TASK INPUT:
□ □ □ □

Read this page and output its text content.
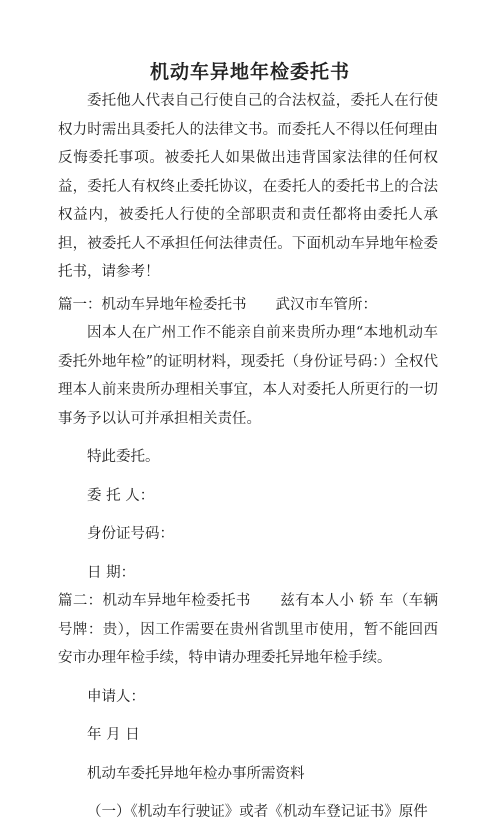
机动车异地年检委托书

委托他人代表自己行使自己的合法权益，委托人在行使权力时需出具委托人的法律文书。而委托人不得以任何理由反悔委托事项。被委托人如果做出违背国家法律的任何权益，委托人有权终止委托协议，在委托人的委托书上的合法权益内，被委托人行使的全部职责和责任都将由委托人承担，被委托人不承担任何法律责任。下面机动车异地年检委托书，请参考！

篇一：机动车异地年检委托书　　武汉市车管所：

因本人在广州工作不能亲自前来贵所办理“本地机动车委托外地年检”的证明材料，现委托（身份证号码：）全权代理本人前来贵所办理相关事宜，本人对委托人所更行的一切事务予以认可并承担相关责任。

特此委托。

委 托 人：

身份证号码：

日 期：

篇二：机动车异地年检委托书　　兹有本人小 轿 车（车辆号牌：贵），因工作需要在贵州省凯里市使用，暂不能回西安市办理年检手续，特申请办理委托异地年检手续。

申请人：

年 月 日

机动车委托异地年检办事所需资料

（一）《机动车行驶证》或者《机动车登记证书》原件
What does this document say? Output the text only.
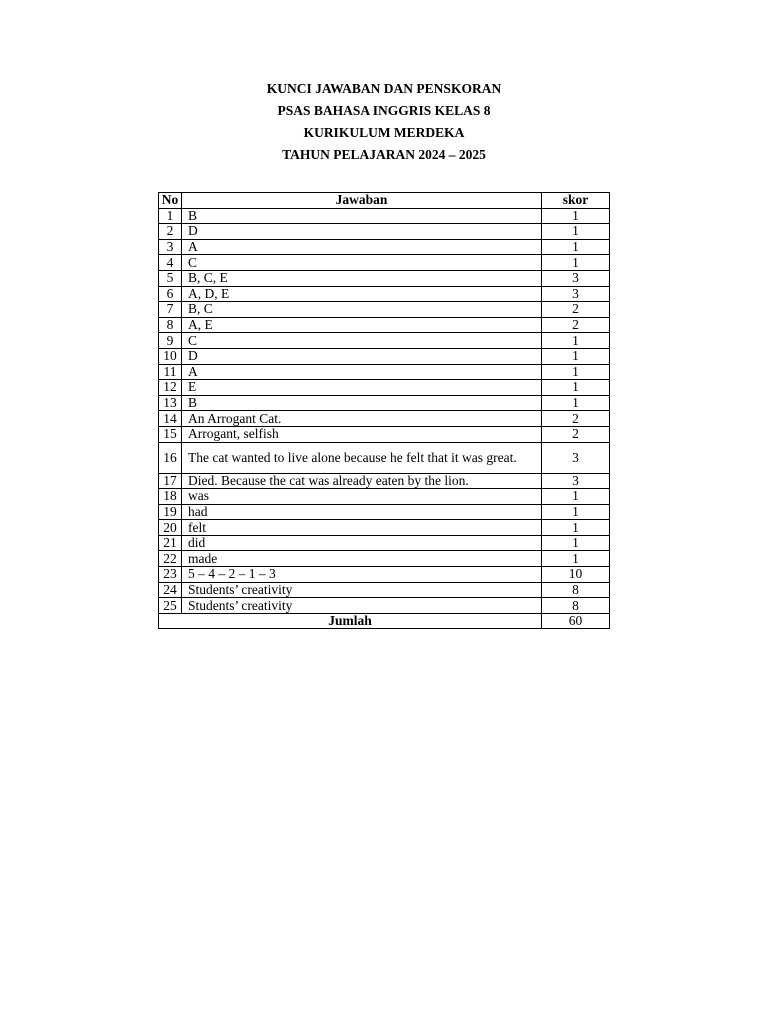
KUNCI JAWABAN DAN PENSKORAN
PSAS BAHASA INGGRIS KELAS 8
KURIKULUM MERDEKA
TAHUN PELAJARAN 2024 – 2025
No	Jawaban	skor
1	B	1
2	D	1
3	A	1
4	C	1
5	B, C, E	3
6	A, D, E	3
7	B, C	2
8	A, E	2
9	C	1
10	D	1
11	A	1
12	E	1
13	B	1
14	An Arrogant Cat.	2
15	Arrogant, selfish	2
16	The cat wanted to live alone because he felt that it was great.	3
17	Died. Because the cat was already eaten by the lion.	3
18	was	1
19	had	1
20	felt	1
21	did	1
22	made	1
23	5 – 4 – 2 – 1 – 3	10
24	Students’ creativity	8
25	Students’ creativity	8
Jumlah		60
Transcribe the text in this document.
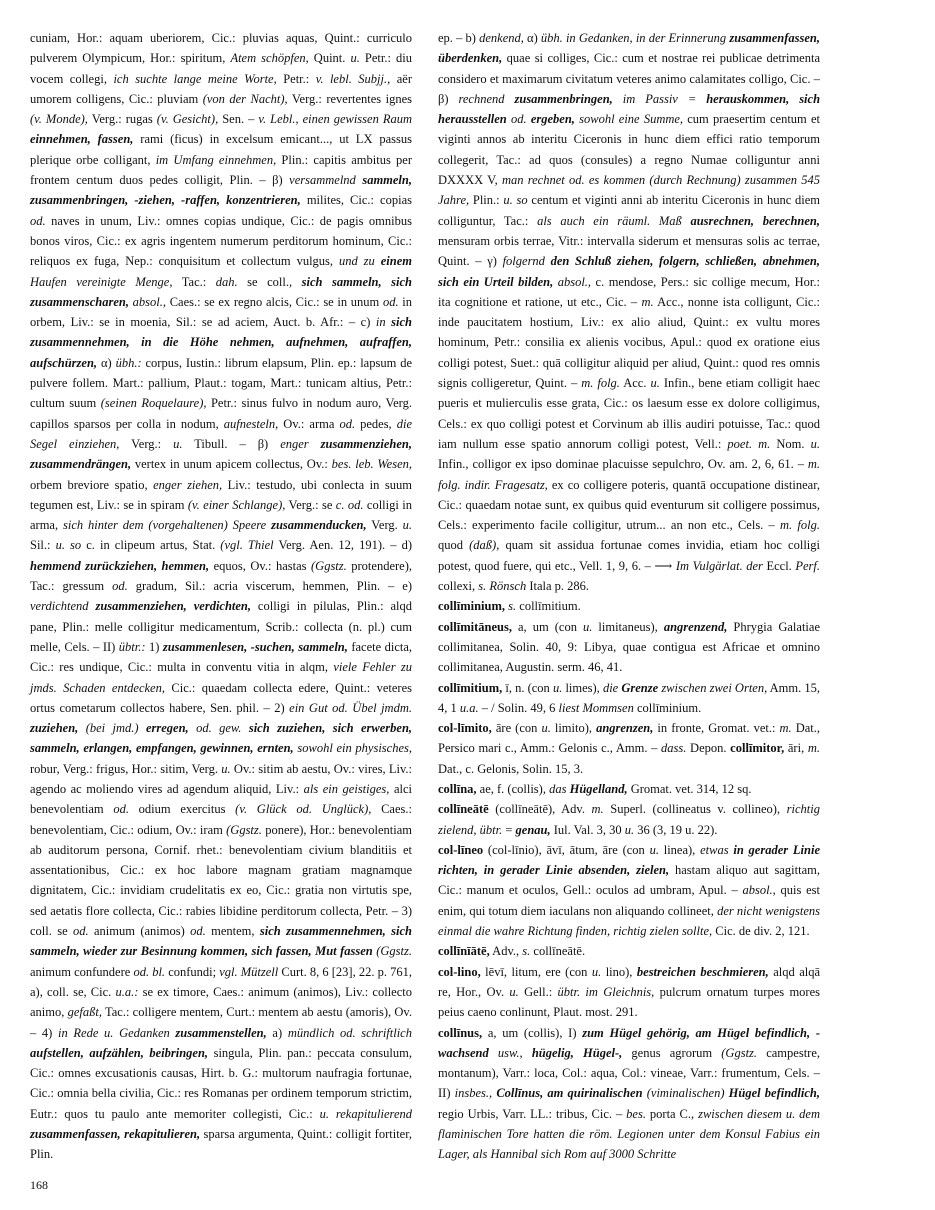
cuniam, Hor.: aquam uberiorem, Cic.: pluvias aquas, Quint.: curriculo pulverem Olympicum, Hor.: spiritum, Atem schöpfen, Quint. u. Petr.: diu vocem collegi, ich suchte lange meine Worte, Petr.: v. lebl. Subjj., aër umorem colligens, Cic.: pluviam (von der Nacht), Verg.: revertentes ignes (v. Monde), Verg.: rugas (v. Gesicht), Sen. – v. Lebl., einen gewissen Raum einnehmen, fassen, rami (ficus) in excelsum emicant..., ut LX passus plerique orbe colligant, im Umfang einnehmen, Plin.: capitis ambitus per frontem centum duos pedes colligit, Plin. – β) versammelnd sammeln, zusammenbringen, -ziehen, -raffen, konzentrieren, milites, Cic.: copias od. naves in unum, Liv.: omnes copias undique, Cic.: de pagis omnibus bonos viros, Cic.: ex agris ingentem numerum perditorum hominum, Cic.: reliquos ex fuga, Nep.: conquisitum et collectum vulgus, und zu einem Haufen vereinigte Menge, Tac.: dah. se coll., sich sammeln, sich zusammenscharen, absol., Caes.: se ex regno alcis, Cic.: se in unum od. in orbem, Liv.: se in moenia, Sil.: se ad aciem, Auct. b. Afr.: – c) in sich zusammennehmen, in die Höhe nehmen, aufnehmen, aufraffen, aufschürzen, α) übh.: corpus, Iustin.: librum elapsum, Plin. ep.: lapsum de pulvere follem. Mart.: pallium, Plaut.: togam, Mart.: tunicam altius, Petr.: cultum suum (seinen Roquelaure), Petr.: sinus fulvo in nodum auro, Verg. capillos sparsos per colla in nodum, aufnesteln, Ov.: arma od. pedes, die Segel einziehen, Verg.: u. Tibull. – β) enger zusammenziehen, zusammendrängen, vertex in unum apicem collectus, Ov.: bes. leb. Wesen, orbem breviore spatio, enger ziehen, Liv.: testudo, ubi conlecta in suum tegumen est, Liv.: se in spiram (v. einer Schlange), Verg.: se c. od. colligi in arma, sich hinter dem (vorgehaltenen) Speere zusammenducken, Verg. u. Sil.: u. so c. in clipeum artus, Stat. (vgl. Thiel Verg. Aen. 12, 191). – d) hemmend zurückziehen, hemmen, equos, Ov.: hastas (Ggstz. protendere), Tac.: gressum od. gradum, Sil.: acria viscerum, hemmen, Plin. – e) verdichtend zusammenziehen, verdichten, colligi in pilulas, Plin.: alqd pane, Plin.: melle colligitur medicamentum, Scrib.: collecta (n. pl.) cum melle, Cels. – II) übtr.: 1) zusammenlesen, -suchen, sammeln, facete dicta, Cic.: res undique, Cic.: multa in conventu vitia in alqm, viele Fehler zu jmds. Schaden entdecken, Cic.: quaedam collecta edere, Quint.: veteres ortus cometarum collectos habere, Sen. phil. – 2) ein Gut od. Übel jmdm. zuziehen, (bei jmd.) erregen, od. gew. sich zuziehen, sich erwerben, sammeln, erlangen, empfangen, gewinnen, ernten, sowohl ein physisches, robur, Verg.: frigus, Hor.: sitim, Verg. u. Ov.: sitim ab aestu, Ov.: vires, Liv.: agendo ac moliendo vires ad agendum aliquid, Liv.: als ein geistiges, alci benevolentiam od. odium exercitus (v. Glück od. Unglück), Caes.: benevolentiam, Cic.: odium, Ov.: iram (Ggstz. ponere), Hor.: benevolentiam ab auditorum persona, Cornif. rhet.: benevolentiam civium blanditiis et assentationibus, Cic.: ex hoc labore magnam gratiam magnamque dignitatem, Cic.: invidiam crudelitatis ex eo, Cic.: gratia non virtutis spe, sed aetatis flore collecta, Cic.: rabies libidine perditorum collecta, Petr. – 3) coll. se od. animum (animos) od. mentem, sich zusammennehmen, sich sammeln, wieder zur Besinnung kommen, sich fassen, Mut fassen (Ggstz. animum confundere od. bl. confundi; vgl. Mützell Curt. 8, 6 [23], 22. p. 761, a), coll. se, Cic. u.a.: se ex timore, Caes.: animum (animos), Liv.: collecto animo, gefaßt, Tac.: colligere mentem, Curt.: mentem ab aestu (amoris), Ov. – 4) in Rede u. Gedanken zusammenstellen, a) mündlich od. schriftlich aufstellen, aufzählen, beibringen, singula, Plin. pan.: peccata consulum, Cic.: omnes excusationis causas, Hirt. b. G.: multorum naufragia fortunae, Cic.: omnia bella civilia, Cic.: res Romanas per ordinem temporum strictim, Eutr.: quos tu paulo ante memoriter collegisti, Cic.: u. rekapitulierend zusammenfassen, rekapitulieren, sparsa argumenta, Quint.: colligit fortiter, Plin.

ep. – b) denkend, α) übh. in Gedanken, in der Erinnerung zusammenfassen, überdenken, quae si colliges, Cic.: cum et nostrae rei publicae detrimenta considero et maximarum civitatum veteres animo calamitates colligo, Cic. – β) rechnend zusammenbringen, im Passiv = herauskommen, sich herausstellen od. ergeben, sowohl eine Summe, cum praesertim centum et viginti annos ab interitu Ciceronis in hunc diem effici ratio temporum collegerit, Tac.: ad quos (consules) a regno Numae colliguntur anni DXXXX V, man rechnet od. es kommen (durch Rechnung) zusammen 545 Jahre, Plin.: u. so centum et viginti anni ab interitu Ciceronis in hunc diem colliguntur, Tac.: als auch ein räuml. Maß ausrechnen, berechnen, mensuram orbis terrae, Vitr.: intervalla siderum et mensuras solis ac terrae, Quint. – γ) folgernd den Schluß ziehen, folgern, schließen, abnehmen, sich ein Urteil bilden, absol., c. mendose, Pers.: sic collige mecum, Hor.: ita cognitione et ratione, ut etc., Cic. – m. Acc., nonne ista colligunt, Cic.: inde paucitatem hostium, Liv.: ex alio aliud, Quint.: ex vultu mores hominum, Petr.: consilia ex alienis vocibus, Apul.: quod ex oratione eius colligi potest, Suet.: quā colligitur aliquid per aliud, Quint.: quod res omnis signis colligeretur, Quint. – m. folg. Acc. u. Infin., bene etiam colligit haec pueris et mulierculis esse grata, Cic.: os laesum esse ex dolore colligimus, Cels.: ex quo colligi potest et Corvinum ab illis audiri potuisse, Tac.: quod iam nullum esse spatio annorum colligi potest, Vell.: poet. m. Nom. u. Infin., colligor ex ipso dominae placuisse sepulchro, Ov. am. 2, 6, 61. – m. folg. indir. Fragesatz, ex co colligere poteris, quantā occupatione distinear, Cic.: quaedam notae sunt, ex quibus quid eventurum sit colligere possimus, Cels.: experimento facile colligitur, utrum... an non etc., Cels. – m. folg. quod (daß), quam sit assidua fortunae comes invidia, etiam hoc colligi potest, quod fuere, qui etc., Vell. 1, 9, 6. – ⟶ Im Vulgärlat. der Eccl. Perf. collexi, s. Rönsch Itala p. 286.

collīminium, s. collīmitium.

collīmitāneus, a, um (con u. limitaneus), angrenzend, Phrygia Galatiae collimitanea, Solin. 40, 9: Libya, quae contigua est Africae et omnino collimitanea, Augustin. serm. 46, 41.

collīmitium, ī, n. (con u. limes), die Grenze zwischen zwei Orten, Amm. 15, 4, 1 u.a. – / Solin. 49, 6 liest Mommsen collīminium.

col-līmito, āre (con u. limito), angrenzen, in fronte, Gromat. vet.: m. Dat., Persico mari c., Amm.: Gelonis c., Amm. – dass. Depon. collīmitor, āri, m. Dat., c. Gelonis, Solin. 15, 3.

collīna, ae, f. (collis), das Hügelland, Gromat. vet. 314, 12 sq.

collīneātē (collīneātē), Adv. m. Superl. (collineatus v. collineo), richtig zielend, übtr. = genau, Iul. Val. 3, 30 u. 36 (3, 19 u. 22).

col-līneo (col-līnio), āvī, ātum, āre (con u. linea), etwas in gerader Linie richten, in gerader Linie absenden, zielen, hastam aliquo aut sagittam, Cic.: manum et oculos, Gell.: oculos ad umbram, Apul. – absol., quis est enim, qui totum diem iaculans non aliquando collineet, der nicht wenigstens einmal die wahre Richtung finden, richtig zielen sollte, Cic. de div. 2, 121.

collīnīātē, Adv., s. collīneātē.

col-lino, lēvī, litum, ere (con u. lino), bestreichen beschmieren, alqd alqā re, Hor., Ov. u. Gell.: übtr. im Gleichnis, pulcrum ornatum turpes mores peius caeno conlinunt, Plaut. most. 291.

collīnus, a, um (collis), I) zum Hügel gehörig, am Hügel befindlich, -wachsend usw., hügelig, Hügel-, genus agrorum (Ggstz. campestre, montanum), Varr.: loca, Col.: aqua, Col.: vineae, Varr.: frumentum, Cels. – II) insbes., Collīnus, am quirinalischen (viminalischen) Hügel befindlich, regio Urbis, Varr. LL.: tribus, Cic. – bes. porta C., zwischen diesem u. dem flaminischen Tore hatten die röm. Legionen unter dem Konsul Fabius ein Lager, als Hannibal sich Rom auf 3000 Schritte

168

□ □ □ □

SET EXERCISE:
How many lines in the records above contain the word "felt"? Reply with the number alone.

THE REPLY:
2